> [The request]: Please edit the entries below, changing every "interactable" to "clickable" and leaving all other text as it is.

> [Supplied records]:
## BEGIN
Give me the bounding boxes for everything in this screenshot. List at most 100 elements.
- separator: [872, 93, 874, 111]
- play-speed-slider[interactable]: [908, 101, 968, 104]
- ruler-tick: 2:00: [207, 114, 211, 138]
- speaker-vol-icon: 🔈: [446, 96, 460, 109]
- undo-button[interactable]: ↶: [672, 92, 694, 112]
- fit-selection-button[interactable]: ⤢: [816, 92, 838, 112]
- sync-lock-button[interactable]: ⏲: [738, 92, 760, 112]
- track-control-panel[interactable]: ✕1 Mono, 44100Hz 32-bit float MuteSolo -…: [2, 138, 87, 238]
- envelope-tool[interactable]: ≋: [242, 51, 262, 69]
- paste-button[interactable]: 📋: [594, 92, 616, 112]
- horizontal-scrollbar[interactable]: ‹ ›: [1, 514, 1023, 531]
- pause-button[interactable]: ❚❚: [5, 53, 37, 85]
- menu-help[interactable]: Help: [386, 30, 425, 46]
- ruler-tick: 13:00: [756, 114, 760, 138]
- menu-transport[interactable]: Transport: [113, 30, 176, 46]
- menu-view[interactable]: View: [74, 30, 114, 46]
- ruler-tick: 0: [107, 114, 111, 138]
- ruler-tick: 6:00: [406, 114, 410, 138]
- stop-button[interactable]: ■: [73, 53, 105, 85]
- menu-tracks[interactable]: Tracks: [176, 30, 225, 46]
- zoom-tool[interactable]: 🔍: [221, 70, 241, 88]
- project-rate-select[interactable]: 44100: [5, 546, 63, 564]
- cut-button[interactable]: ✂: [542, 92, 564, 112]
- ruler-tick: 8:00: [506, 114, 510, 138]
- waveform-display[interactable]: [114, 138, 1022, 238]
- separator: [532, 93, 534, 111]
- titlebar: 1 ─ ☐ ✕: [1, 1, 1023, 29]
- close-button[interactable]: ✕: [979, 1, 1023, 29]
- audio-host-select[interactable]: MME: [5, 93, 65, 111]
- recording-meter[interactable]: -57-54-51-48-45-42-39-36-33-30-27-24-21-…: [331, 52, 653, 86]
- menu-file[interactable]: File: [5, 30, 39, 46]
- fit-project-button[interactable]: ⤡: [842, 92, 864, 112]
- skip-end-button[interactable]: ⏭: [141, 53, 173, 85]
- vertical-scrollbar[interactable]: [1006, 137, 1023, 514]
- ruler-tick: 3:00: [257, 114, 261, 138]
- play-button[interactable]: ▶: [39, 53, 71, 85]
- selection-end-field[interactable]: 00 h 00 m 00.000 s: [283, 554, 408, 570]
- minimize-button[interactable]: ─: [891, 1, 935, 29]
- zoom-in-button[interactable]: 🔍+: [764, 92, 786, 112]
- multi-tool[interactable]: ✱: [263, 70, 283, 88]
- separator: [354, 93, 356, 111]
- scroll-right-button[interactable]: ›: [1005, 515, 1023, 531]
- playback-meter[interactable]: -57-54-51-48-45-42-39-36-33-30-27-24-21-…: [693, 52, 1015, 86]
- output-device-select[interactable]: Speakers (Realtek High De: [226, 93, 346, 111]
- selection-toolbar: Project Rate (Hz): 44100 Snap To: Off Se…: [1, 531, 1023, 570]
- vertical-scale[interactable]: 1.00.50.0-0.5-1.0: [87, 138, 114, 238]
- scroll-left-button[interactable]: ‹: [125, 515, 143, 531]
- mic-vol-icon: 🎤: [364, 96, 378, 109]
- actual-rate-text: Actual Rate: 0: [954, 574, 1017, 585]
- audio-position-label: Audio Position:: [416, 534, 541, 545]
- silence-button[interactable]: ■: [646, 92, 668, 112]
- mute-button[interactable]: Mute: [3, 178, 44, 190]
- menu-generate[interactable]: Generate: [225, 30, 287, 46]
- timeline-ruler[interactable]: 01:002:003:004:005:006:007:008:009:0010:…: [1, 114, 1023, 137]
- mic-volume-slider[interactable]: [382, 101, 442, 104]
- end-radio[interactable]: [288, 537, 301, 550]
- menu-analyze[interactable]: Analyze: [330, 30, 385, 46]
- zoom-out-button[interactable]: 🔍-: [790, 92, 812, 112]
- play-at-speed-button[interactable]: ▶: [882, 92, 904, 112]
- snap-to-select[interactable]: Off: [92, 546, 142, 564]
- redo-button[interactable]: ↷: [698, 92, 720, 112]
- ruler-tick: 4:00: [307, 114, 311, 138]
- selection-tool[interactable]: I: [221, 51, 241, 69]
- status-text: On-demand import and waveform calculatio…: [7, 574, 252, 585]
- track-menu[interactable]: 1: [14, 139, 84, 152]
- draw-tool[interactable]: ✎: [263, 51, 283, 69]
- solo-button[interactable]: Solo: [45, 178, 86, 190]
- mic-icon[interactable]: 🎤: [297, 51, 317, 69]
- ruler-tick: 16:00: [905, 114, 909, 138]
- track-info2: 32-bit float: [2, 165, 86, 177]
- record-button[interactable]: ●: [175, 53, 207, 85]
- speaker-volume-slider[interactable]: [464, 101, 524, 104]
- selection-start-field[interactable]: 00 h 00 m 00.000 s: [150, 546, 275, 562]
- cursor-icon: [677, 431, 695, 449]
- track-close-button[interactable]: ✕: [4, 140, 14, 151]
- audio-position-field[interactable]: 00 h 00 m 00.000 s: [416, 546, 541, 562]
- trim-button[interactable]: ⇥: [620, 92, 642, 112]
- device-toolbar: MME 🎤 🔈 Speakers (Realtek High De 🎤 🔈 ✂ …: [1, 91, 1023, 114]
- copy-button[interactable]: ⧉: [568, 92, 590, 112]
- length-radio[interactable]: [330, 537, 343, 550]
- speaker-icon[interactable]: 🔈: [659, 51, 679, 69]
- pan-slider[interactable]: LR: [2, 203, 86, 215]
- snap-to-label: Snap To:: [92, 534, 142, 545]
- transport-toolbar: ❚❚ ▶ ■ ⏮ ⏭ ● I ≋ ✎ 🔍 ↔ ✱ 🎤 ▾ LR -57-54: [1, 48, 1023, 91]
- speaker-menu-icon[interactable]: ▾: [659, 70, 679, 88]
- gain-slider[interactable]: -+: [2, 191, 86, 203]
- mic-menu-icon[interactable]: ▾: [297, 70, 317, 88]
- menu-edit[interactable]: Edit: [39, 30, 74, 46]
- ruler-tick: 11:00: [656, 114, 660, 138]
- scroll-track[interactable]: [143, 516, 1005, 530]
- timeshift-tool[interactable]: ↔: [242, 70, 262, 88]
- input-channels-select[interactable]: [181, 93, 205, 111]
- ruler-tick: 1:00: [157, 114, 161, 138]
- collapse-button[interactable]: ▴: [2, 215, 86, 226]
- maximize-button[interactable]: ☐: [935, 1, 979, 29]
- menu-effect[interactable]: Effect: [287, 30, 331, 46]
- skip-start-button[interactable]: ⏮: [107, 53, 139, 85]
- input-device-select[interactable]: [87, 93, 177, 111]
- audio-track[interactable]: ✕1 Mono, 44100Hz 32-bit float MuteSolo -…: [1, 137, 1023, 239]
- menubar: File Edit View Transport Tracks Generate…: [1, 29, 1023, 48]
## END
> [Written answer]:
Give me the bounding boxes for everything in this screenshot. List at most 100 elements.
- separator: [872, 93, 874, 111]
- play-speed-slider[clickable]: [908, 101, 968, 104]
- ruler-tick: 2:00: [207, 114, 211, 138]
- speaker-vol-icon: 🔈: [446, 96, 460, 109]
- undo-button[clickable]: ↶: [672, 92, 694, 112]
- fit-selection-button[clickable]: ⤢: [816, 92, 838, 112]
- sync-lock-button[clickable]: ⏲: [738, 92, 760, 112]
- track-control-panel[clickable]: ✕1 Mono, 44100Hz 32-bit float MuteSolo -…: [2, 138, 87, 238]
- envelope-tool[clickable]: ≋: [242, 51, 262, 69]
- paste-button[clickable]: 📋: [594, 92, 616, 112]
- horizontal-scrollbar[clickable]: ‹ ›: [1, 514, 1023, 531]
- pause-button[clickable]: ❚❚: [5, 53, 37, 85]
- menu-help[clickable]: Help: [386, 30, 425, 46]
- ruler-tick: 13:00: [756, 114, 760, 138]
- menu-transport[clickable]: Transport: [113, 30, 176, 46]
- menu-view[clickable]: View: [74, 30, 114, 46]
- ruler-tick: 0: [107, 114, 111, 138]
- ruler-tick: 6:00: [406, 114, 410, 138]
- stop-button[clickable]: ■: [73, 53, 105, 85]
- menu-tracks[clickable]: Tracks: [176, 30, 225, 46]
- zoom-tool[clickable]: 🔍: [221, 70, 241, 88]
- project-rate-select[clickable]: 44100: [5, 546, 63, 564]
- cut-button[clickable]: ✂: [542, 92, 564, 112]
- ruler-tick: 8:00: [506, 114, 510, 138]
- waveform-display[clickable]: [114, 138, 1022, 238]
- separator: [532, 93, 534, 111]
- titlebar: 1 ─ ☐ ✕: [1, 1, 1023, 29]
- close-button[clickable]: ✕: [979, 1, 1023, 29]
- audio-host-select[clickable]: MME: [5, 93, 65, 111]
- recording-meter[clickable]: -57-54-51-48-45-42-39-36-33-30-27-24-21-…: [331, 52, 653, 86]
- menu-file[clickable]: File: [5, 30, 39, 46]
- fit-project-button[clickable]: ⤡: [842, 92, 864, 112]
- skip-end-button[clickable]: ⏭: [141, 53, 173, 85]
- vertical-scrollbar[clickable]: [1006, 137, 1023, 514]
- ruler-tick: 3:00: [257, 114, 261, 138]
- play-button[clickable]: ▶: [39, 53, 71, 85]
- selection-end-field[clickable]: 00 h 00 m 00.000 s: [283, 554, 408, 570]
- minimize-button[clickable]: ─: [891, 1, 935, 29]
- zoom-in-button[clickable]: 🔍+: [764, 92, 786, 112]
- multi-tool[clickable]: ✱: [263, 70, 283, 88]
- separator: [354, 93, 356, 111]
- scroll-right-button[clickable]: ›: [1005, 515, 1023, 531]
- playback-meter[clickable]: -57-54-51-48-45-42-39-36-33-30-27-24-21-…: [693, 52, 1015, 86]
- output-device-select[clickable]: Speakers (Realtek High De: [226, 93, 346, 111]
- selection-toolbar: Project Rate (Hz): 44100 Snap To: Off Se…: [1, 531, 1023, 570]
- vertical-scale[clickable]: 1.00.50.0-0.5-1.0: [87, 138, 114, 238]
- scroll-left-button[clickable]: ‹: [125, 515, 143, 531]
- mic-vol-icon: 🎤: [364, 96, 378, 109]
- actual-rate-text: Actual Rate: 0: [954, 574, 1017, 585]
- audio-position-label: Audio Position:: [416, 534, 541, 545]
- silence-button[clickable]: ■: [646, 92, 668, 112]
- mute-button[clickable]: Mute: [3, 178, 44, 190]
- menu-generate[clickable]: Generate: [225, 30, 287, 46]
- timeline-ruler[clickable]: 01:002:003:004:005:006:007:008:009:0010:…: [1, 114, 1023, 137]
- mic-volume-slider[clickable]: [382, 101, 442, 104]
- end-radio[clickable]: [288, 537, 301, 550]
- menu-analyze[clickable]: Analyze: [330, 30, 385, 46]
- zoom-out-button[clickable]: 🔍-: [790, 92, 812, 112]
- play-at-speed-button[clickable]: ▶: [882, 92, 904, 112]
- snap-to-select[clickable]: Off: [92, 546, 142, 564]
- redo-button[clickable]: ↷: [698, 92, 720, 112]
- ruler-tick: 4:00: [307, 114, 311, 138]
- selection-tool[clickable]: I: [221, 51, 241, 69]
- status-text: On-demand import and waveform calculatio…: [7, 574, 252, 585]
- track-menu[clickable]: 1: [14, 139, 84, 152]
- draw-tool[clickable]: ✎: [263, 51, 283, 69]
- solo-button[clickable]: Solo: [45, 178, 86, 190]
- mic-icon[clickable]: 🎤: [297, 51, 317, 69]
- ruler-tick: 16:00: [905, 114, 909, 138]
- track-info2: 32-bit float: [2, 165, 86, 177]
- record-button[clickable]: ●: [175, 53, 207, 85]
- speaker-volume-slider[clickable]: [464, 101, 524, 104]
- selection-start-field[clickable]: 00 h 00 m 00.000 s: [150, 546, 275, 562]
- cursor-icon: [677, 431, 695, 449]
- track-close-button[clickable]: ✕: [4, 140, 14, 151]
- audio-position-field[clickable]: 00 h 00 m 00.000 s: [416, 546, 541, 562]
- trim-button[clickable]: ⇥: [620, 92, 642, 112]
- device-toolbar: MME 🎤 🔈 Speakers (Realtek High De 🎤 🔈 ✂ …: [1, 91, 1023, 114]
- copy-button[clickable]: ⧉: [568, 92, 590, 112]
- length-radio[clickable]: [330, 537, 343, 550]
- speaker-icon[clickable]: 🔈: [659, 51, 679, 69]
- pan-slider[clickable]: LR: [2, 203, 86, 215]
- snap-to-label: Snap To:: [92, 534, 142, 545]
- transport-toolbar: ❚❚ ▶ ■ ⏮ ⏭ ● I ≋ ✎ 🔍 ↔ ✱ 🎤 ▾ LR -57-54: [1, 48, 1023, 91]
- speaker-menu-icon[clickable]: ▾: [659, 70, 679, 88]
- gain-slider[clickable]: -+: [2, 191, 86, 203]
- mic-menu-icon[clickable]: ▾: [297, 70, 317, 88]
- menu-edit[clickable]: Edit: [39, 30, 74, 46]
- ruler-tick: 11:00: [656, 114, 660, 138]
- scroll-track[clickable]: [143, 516, 1005, 530]
- timeshift-tool[clickable]: ↔: [242, 70, 262, 88]
- input-channels-select[clickable]: [181, 93, 205, 111]
- ruler-tick: 1:00: [157, 114, 161, 138]
- collapse-button[clickable]: ▴: [2, 215, 86, 226]
- maximize-button[clickable]: ☐: [935, 1, 979, 29]
- menu-effect[clickable]: Effect: [287, 30, 331, 46]
- skip-start-button[clickable]: ⏮: [107, 53, 139, 85]
- input-device-select[clickable]: [87, 93, 177, 111]
- audio-track[clickable]: ✕1 Mono, 44100Hz 32-bit float MuteSolo -…: [1, 137, 1023, 239]
- menubar: File Edit View Transport Tracks Generate…: [1, 29, 1023, 48]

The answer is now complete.